#### EXERCISE
Work out how many lines hold the string "that". The answer is a single number, nothing more.

═══ RECORDS FOR THIS EXERCISE ═══

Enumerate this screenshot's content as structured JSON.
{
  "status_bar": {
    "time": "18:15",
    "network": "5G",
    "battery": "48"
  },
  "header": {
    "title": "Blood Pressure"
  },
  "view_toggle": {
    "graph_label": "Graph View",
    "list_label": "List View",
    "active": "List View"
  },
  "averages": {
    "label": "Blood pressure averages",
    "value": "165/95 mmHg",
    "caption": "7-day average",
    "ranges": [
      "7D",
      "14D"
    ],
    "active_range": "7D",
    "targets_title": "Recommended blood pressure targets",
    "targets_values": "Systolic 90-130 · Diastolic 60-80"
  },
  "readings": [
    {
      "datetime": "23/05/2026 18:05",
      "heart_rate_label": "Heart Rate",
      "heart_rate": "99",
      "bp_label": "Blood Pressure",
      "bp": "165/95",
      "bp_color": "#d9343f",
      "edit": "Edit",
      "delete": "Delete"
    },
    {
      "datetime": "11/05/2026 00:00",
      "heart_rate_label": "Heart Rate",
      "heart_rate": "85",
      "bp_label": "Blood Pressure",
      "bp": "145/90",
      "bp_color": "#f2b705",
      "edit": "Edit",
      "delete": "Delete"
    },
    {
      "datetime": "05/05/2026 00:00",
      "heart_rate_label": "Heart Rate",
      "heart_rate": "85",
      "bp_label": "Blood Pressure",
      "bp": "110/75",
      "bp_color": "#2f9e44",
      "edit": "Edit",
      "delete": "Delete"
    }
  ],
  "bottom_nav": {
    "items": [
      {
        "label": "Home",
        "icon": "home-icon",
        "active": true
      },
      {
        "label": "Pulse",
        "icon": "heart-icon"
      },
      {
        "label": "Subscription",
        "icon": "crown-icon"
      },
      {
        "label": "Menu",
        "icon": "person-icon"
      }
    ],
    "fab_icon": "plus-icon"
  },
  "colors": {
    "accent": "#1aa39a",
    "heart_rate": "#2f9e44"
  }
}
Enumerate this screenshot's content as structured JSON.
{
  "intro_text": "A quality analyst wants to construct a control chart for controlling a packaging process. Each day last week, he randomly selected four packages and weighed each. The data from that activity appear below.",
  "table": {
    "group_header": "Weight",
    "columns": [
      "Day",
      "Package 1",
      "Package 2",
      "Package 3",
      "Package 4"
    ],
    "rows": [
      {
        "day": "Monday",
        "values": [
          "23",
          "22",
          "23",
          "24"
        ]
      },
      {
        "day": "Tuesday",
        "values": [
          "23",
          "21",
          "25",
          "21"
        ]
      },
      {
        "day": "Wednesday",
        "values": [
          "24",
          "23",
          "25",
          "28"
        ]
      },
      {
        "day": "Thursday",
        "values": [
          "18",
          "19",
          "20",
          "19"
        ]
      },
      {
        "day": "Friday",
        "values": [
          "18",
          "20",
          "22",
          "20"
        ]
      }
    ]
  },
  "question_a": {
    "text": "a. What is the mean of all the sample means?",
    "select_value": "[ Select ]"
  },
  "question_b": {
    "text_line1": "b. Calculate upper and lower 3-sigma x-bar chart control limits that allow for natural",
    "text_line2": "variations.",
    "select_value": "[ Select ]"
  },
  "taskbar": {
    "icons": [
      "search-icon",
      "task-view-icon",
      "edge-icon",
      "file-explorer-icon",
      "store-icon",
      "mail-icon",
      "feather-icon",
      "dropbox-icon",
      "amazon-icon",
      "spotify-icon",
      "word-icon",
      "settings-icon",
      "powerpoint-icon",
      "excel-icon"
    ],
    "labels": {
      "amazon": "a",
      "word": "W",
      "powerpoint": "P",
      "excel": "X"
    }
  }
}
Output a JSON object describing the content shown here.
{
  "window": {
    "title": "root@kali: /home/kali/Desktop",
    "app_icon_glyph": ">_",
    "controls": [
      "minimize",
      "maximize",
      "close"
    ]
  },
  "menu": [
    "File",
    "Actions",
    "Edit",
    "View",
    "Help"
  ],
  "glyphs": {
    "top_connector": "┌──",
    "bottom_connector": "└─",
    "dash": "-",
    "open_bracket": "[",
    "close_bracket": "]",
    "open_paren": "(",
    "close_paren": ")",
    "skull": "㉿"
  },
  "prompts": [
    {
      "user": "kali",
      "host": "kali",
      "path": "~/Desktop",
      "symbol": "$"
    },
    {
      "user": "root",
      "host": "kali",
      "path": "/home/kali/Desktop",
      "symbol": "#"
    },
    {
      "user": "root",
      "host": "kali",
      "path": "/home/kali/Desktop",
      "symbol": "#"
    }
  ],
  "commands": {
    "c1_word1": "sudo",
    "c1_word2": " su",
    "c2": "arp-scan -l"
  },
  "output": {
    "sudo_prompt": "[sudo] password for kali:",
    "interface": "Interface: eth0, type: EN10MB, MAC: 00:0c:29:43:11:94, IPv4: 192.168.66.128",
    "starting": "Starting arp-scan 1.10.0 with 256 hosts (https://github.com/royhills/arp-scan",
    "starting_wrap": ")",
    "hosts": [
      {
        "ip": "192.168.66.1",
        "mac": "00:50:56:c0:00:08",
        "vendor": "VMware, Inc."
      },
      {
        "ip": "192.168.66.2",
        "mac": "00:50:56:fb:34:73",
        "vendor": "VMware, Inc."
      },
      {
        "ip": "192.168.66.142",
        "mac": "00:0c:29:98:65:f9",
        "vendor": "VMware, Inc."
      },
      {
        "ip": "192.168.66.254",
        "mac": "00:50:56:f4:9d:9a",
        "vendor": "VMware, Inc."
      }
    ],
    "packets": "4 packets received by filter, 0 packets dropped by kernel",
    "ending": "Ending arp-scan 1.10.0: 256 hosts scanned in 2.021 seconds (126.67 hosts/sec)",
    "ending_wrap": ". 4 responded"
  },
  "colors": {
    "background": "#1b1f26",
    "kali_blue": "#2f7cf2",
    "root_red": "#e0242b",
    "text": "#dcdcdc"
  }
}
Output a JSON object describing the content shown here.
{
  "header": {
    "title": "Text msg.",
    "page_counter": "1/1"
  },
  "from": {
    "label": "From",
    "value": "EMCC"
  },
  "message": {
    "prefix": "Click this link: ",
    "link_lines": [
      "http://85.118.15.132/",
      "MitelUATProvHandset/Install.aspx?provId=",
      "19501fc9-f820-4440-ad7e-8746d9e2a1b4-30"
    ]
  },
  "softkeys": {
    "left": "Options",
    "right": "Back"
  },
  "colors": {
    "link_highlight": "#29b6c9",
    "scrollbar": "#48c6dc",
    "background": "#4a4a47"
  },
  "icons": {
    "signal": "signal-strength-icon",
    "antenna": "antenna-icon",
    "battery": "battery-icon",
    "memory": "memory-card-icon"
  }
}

═══

#### FINAL ANSWER
2